[Data lines start]
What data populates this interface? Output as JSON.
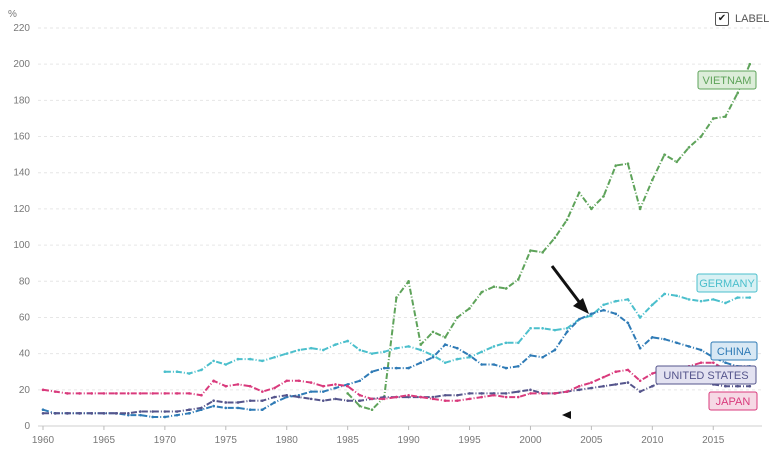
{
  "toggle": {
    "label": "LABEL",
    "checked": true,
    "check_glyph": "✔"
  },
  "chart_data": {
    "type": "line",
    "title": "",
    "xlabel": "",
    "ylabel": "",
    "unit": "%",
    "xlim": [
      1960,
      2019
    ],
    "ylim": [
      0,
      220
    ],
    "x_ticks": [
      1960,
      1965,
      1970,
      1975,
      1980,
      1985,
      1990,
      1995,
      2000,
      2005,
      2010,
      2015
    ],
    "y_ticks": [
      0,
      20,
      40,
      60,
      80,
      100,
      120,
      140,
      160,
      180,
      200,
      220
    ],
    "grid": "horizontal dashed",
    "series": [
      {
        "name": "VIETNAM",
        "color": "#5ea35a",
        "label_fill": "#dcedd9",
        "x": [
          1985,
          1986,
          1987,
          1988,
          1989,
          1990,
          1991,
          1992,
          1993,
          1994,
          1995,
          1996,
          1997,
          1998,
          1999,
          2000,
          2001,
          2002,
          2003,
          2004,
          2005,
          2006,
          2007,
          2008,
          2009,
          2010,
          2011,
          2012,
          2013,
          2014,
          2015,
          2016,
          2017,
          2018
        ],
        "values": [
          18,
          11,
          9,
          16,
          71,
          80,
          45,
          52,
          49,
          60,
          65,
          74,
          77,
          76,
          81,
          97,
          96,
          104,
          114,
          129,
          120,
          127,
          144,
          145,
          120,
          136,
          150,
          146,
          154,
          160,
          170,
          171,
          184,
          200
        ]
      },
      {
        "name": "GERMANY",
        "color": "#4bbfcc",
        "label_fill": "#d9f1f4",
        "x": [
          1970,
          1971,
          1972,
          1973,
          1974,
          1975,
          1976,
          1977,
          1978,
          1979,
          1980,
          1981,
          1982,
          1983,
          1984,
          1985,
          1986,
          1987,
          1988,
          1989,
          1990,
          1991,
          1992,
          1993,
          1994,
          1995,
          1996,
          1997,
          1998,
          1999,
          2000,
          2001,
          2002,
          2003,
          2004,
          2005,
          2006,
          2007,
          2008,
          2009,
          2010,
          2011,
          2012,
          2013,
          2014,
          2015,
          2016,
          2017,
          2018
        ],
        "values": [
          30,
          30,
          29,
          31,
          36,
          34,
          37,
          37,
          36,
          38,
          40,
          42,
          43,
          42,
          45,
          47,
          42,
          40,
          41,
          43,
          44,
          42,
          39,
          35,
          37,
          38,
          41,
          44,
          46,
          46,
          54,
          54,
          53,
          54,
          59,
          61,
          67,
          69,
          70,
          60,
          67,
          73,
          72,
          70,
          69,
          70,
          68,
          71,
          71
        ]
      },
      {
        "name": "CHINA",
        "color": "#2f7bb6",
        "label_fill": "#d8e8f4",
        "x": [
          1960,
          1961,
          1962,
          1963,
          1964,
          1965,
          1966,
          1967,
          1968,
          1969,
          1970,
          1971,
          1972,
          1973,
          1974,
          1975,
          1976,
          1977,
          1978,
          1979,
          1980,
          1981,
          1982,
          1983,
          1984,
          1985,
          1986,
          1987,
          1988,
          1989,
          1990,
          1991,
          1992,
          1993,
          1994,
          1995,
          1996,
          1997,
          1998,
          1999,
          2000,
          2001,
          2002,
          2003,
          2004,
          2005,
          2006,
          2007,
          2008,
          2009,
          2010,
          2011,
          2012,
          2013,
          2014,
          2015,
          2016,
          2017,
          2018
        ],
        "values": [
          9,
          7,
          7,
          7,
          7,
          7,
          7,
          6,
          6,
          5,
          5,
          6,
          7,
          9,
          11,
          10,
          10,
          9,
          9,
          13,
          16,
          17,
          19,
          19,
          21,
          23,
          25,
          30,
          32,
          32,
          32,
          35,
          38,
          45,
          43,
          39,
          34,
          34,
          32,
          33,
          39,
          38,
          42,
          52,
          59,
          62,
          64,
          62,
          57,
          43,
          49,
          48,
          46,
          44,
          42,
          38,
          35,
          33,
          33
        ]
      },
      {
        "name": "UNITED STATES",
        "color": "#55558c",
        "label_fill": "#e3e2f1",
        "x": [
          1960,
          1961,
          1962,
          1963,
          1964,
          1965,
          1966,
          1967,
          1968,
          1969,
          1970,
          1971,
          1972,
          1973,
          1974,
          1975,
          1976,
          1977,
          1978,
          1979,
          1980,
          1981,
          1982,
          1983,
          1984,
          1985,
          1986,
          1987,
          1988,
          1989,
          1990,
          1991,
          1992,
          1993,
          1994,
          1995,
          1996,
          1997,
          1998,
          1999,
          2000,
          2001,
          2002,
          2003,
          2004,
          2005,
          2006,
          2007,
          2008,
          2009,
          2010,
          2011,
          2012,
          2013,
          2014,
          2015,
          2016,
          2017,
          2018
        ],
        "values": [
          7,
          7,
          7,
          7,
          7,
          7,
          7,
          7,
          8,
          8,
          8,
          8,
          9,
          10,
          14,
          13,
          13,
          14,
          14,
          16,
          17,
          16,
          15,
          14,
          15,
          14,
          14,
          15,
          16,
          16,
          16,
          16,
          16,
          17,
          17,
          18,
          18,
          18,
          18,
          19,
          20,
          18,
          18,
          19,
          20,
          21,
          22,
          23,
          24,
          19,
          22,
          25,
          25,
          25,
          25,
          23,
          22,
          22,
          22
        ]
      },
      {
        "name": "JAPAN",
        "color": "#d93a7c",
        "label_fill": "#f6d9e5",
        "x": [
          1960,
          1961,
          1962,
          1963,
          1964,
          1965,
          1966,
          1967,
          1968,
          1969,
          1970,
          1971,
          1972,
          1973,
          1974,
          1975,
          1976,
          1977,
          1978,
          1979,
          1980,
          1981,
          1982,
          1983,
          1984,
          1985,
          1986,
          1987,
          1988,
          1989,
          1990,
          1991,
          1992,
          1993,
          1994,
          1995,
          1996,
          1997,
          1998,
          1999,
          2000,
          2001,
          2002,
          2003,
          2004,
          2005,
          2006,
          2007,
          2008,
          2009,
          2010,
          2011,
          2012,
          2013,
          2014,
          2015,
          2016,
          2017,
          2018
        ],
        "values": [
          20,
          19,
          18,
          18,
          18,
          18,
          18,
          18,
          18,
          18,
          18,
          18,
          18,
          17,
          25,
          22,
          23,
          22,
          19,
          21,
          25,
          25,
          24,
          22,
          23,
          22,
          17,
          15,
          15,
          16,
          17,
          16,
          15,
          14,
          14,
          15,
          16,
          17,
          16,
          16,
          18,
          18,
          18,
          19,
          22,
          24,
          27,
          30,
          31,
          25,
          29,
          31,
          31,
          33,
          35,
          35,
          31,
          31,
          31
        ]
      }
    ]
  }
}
[Data lines end]
### Instructions to follow
Collect the lines of the records that include the string "name".

### Reply
        "name": "VIETNAM",
        "name": "GERMANY",
        "name": "CHINA",
        "name": "UNITED STATES",
        "name": "JAPAN",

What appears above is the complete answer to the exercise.